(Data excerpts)
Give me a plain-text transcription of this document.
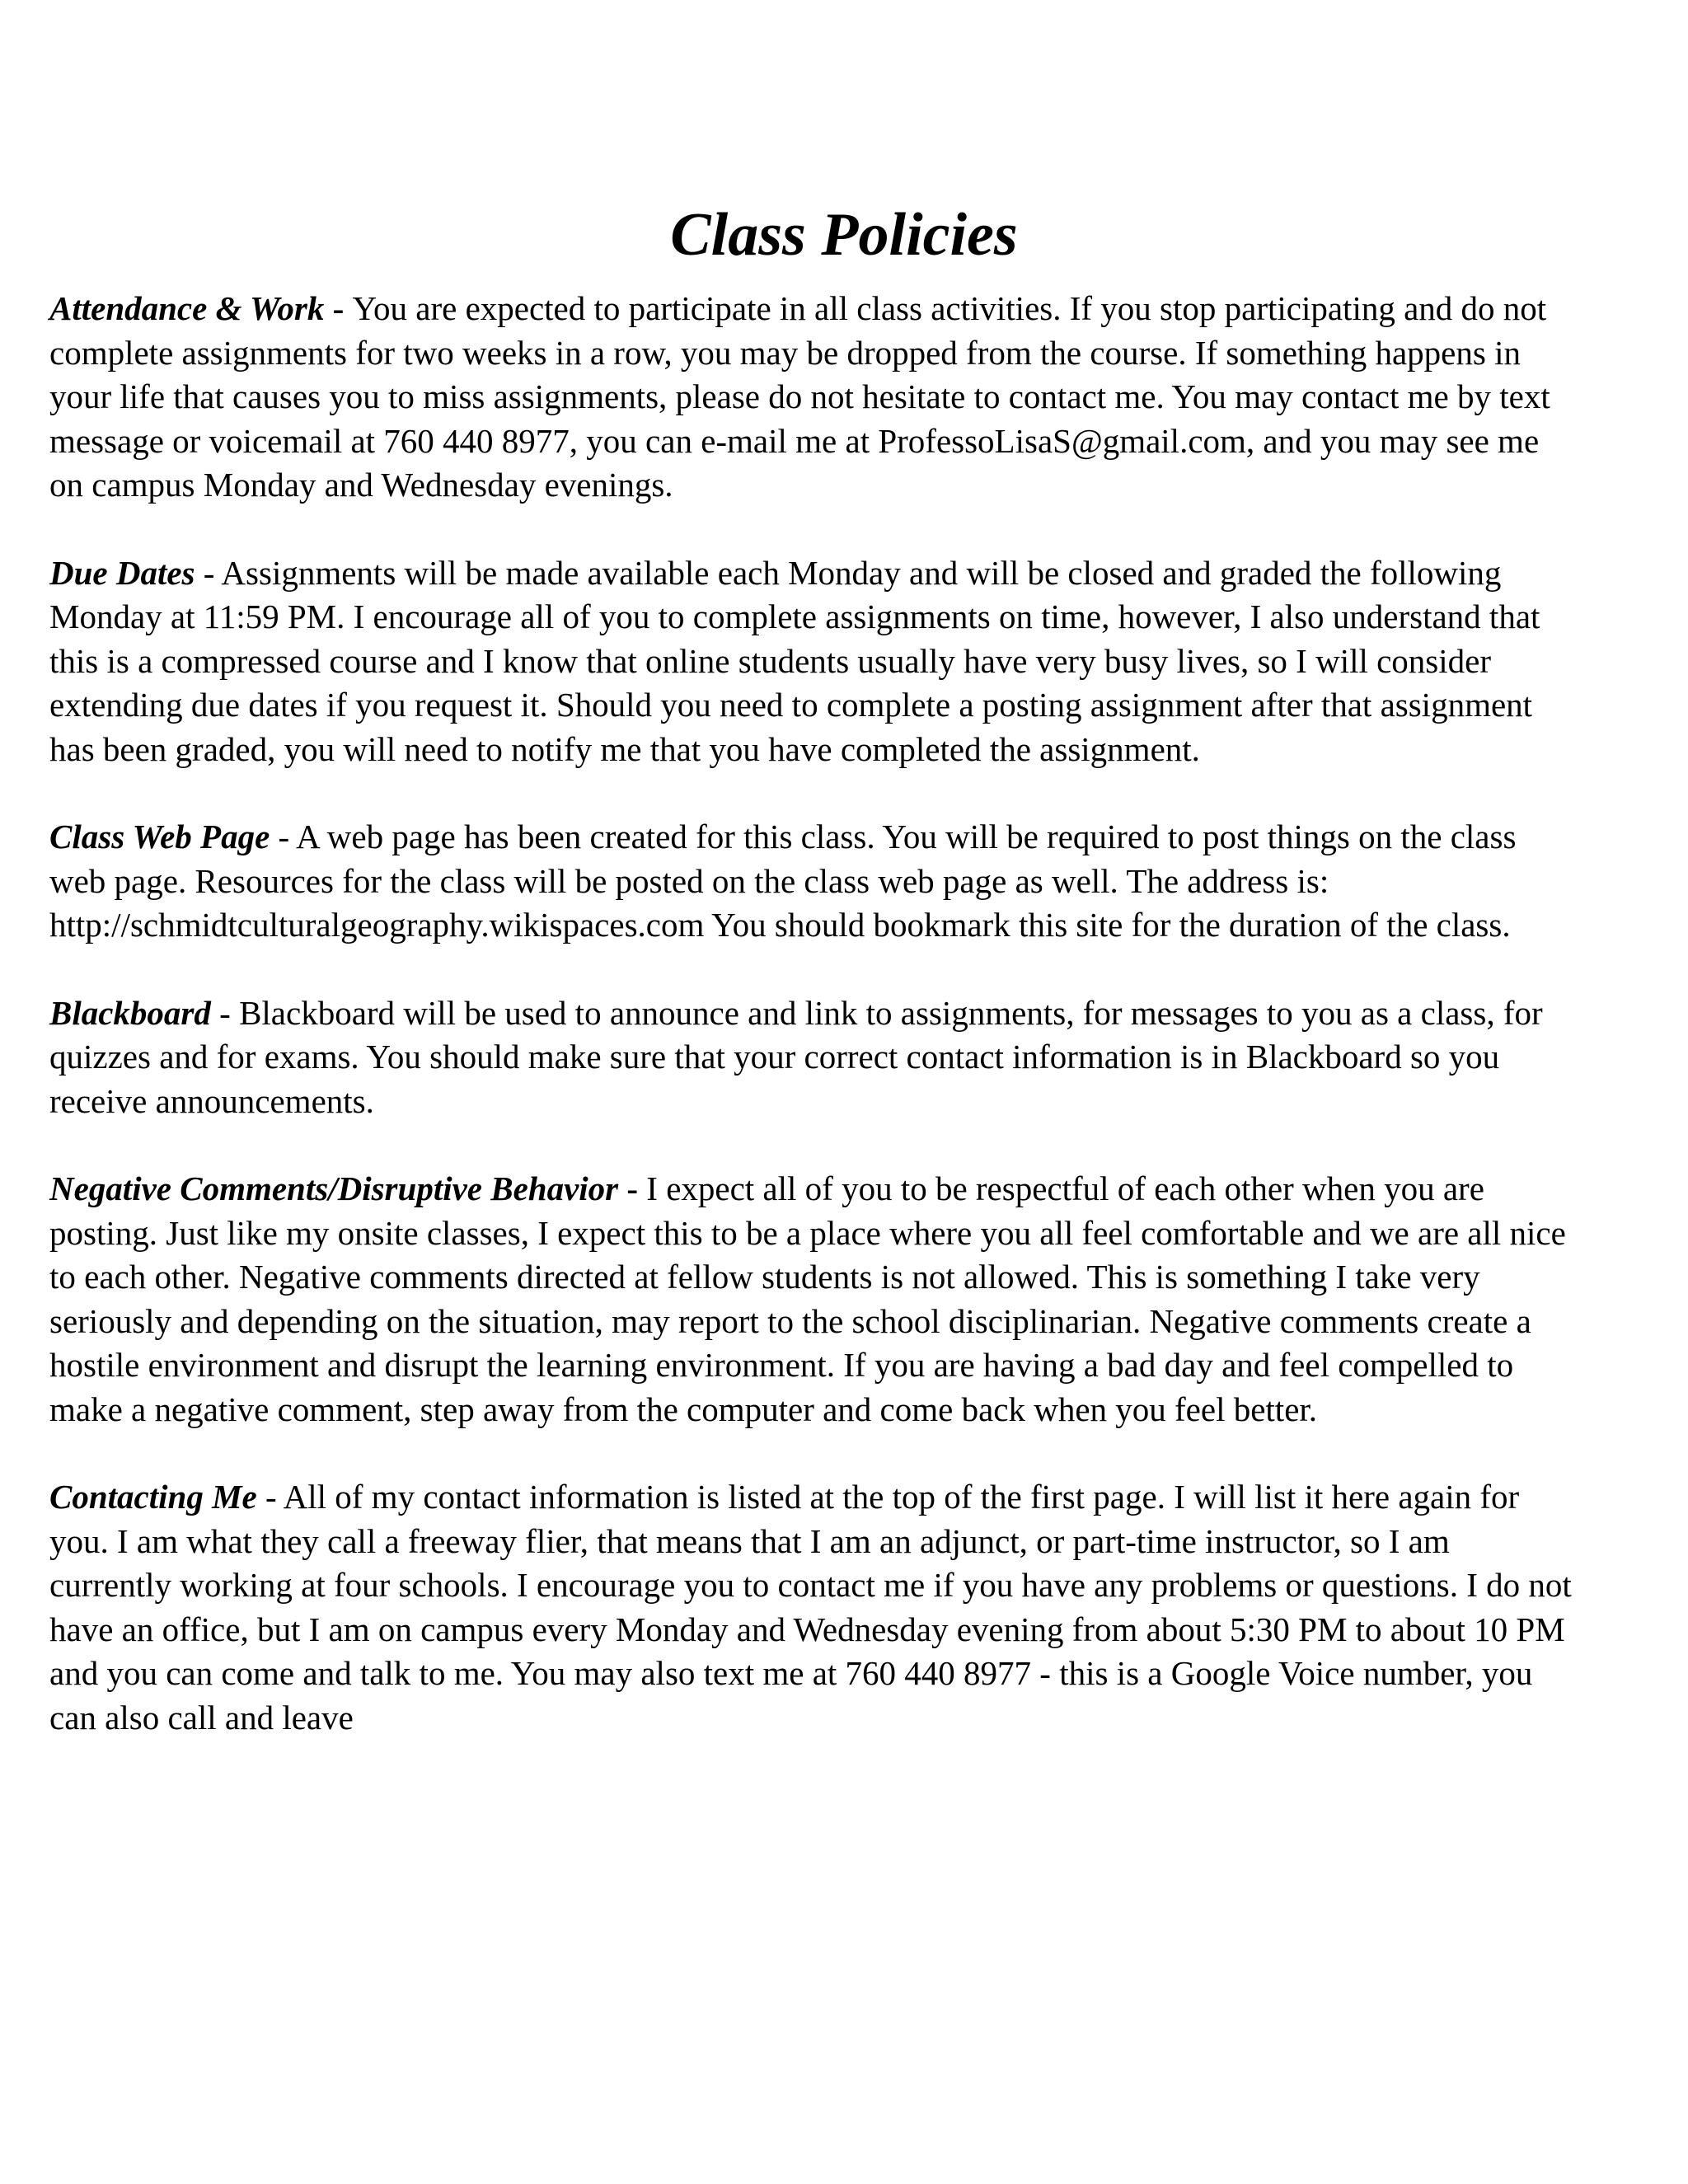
Class Policies

Attendance & Work - You are expected to participate in all class activities. If you stop participating and do not complete assignments for two weeks in a row, you may be dropped from the course. If something happens in your life that causes you to miss assignments, please do not hesitate to contact me. You may contact me by text message or voicemail at 760 440 8977, you can e-mail me at ProfessoLisaS@gmail.com, and you may see me on campus Monday and Wednesday evenings.

Due Dates - Assignments will be made available each Monday and will be closed and graded the following Monday at 11:59 PM. I encourage all of you to complete assignments on time, however, I also understand that this is a compressed course and I know that online students usually have very busy lives, so I will consider extending due dates if you request it. Should you need to complete a posting assignment after that assignment has been graded, you will need to notify me that you have completed the assignment.

Class Web Page - A web page has been created for this class. You will be required to post things on the class web page. Resources for the class will be posted on the class web page as well. The address is: http://schmidtculturalgeography.wikispaces.com You should bookmark this site for the duration of the class.

Blackboard - Blackboard will be used to announce and link to assignments, for messages to you as a class, for quizzes and for exams. You should make sure that your correct contact information is in Blackboard so you receive announcements.

Negative Comments/Disruptive Behavior - I expect all of you to be respectful of each other when you are posting. Just like my onsite classes, I expect this to be a place where you all feel comfortable and we are all nice to each other. Negative comments directed at fellow students is not allowed. This is something I take very seriously and depending on the situation, may report to the school disciplinarian. Negative comments create a hostile environment and disrupt the learning environment. If you are having a bad day and feel compelled to make a negative comment, step away from the computer and come back when you feel better.

Contacting Me - All of my contact information is listed at the top of the first page. I will list it here again for you. I am what they call a freeway flier, that means that I am an adjunct, or part-time instructor, so I am currently working at four schools. I encourage you to contact me if you have any problems or questions. I do not have an office, but I am on campus every Monday and Wednesday evening from about 5:30 PM to about 10 PM and you can come and talk to me. You may also text me at 760 440 8977 - this is a Google Voice number, you can also call and leave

* [To do]: Go through the lines above. Select every one that has the string "campus".

* [Written answer]:
Attendance & Work - You are expected to participate in all class activities. If you stop participating and do not complete assignments for two weeks in a row, you may be dropped from the course. If something happens in your life that causes you to miss assignments, please do not hesitate to contact me. You may contact me by text message or voicemail at 760 440 8977, you can e-mail me at ProfessoLisaS@gmail.com, and you may see me on campus Monday and Wednesday evenings.
Contacting Me - All of my contact information is listed at the top of the first page. I will list it here again for you. I am what they call a freeway flier, that means that I am an adjunct, or part-time instructor, so I am currently working at four schools. I encourage you to contact me if you have any problems or questions. I do not have an office, but I am on campus every Monday and Wednesday evening from about 5:30 PM to about 10 PM and you can come and talk to me. You may also text me at 760 440 8977 - this is a Google Voice number, you can also call and leave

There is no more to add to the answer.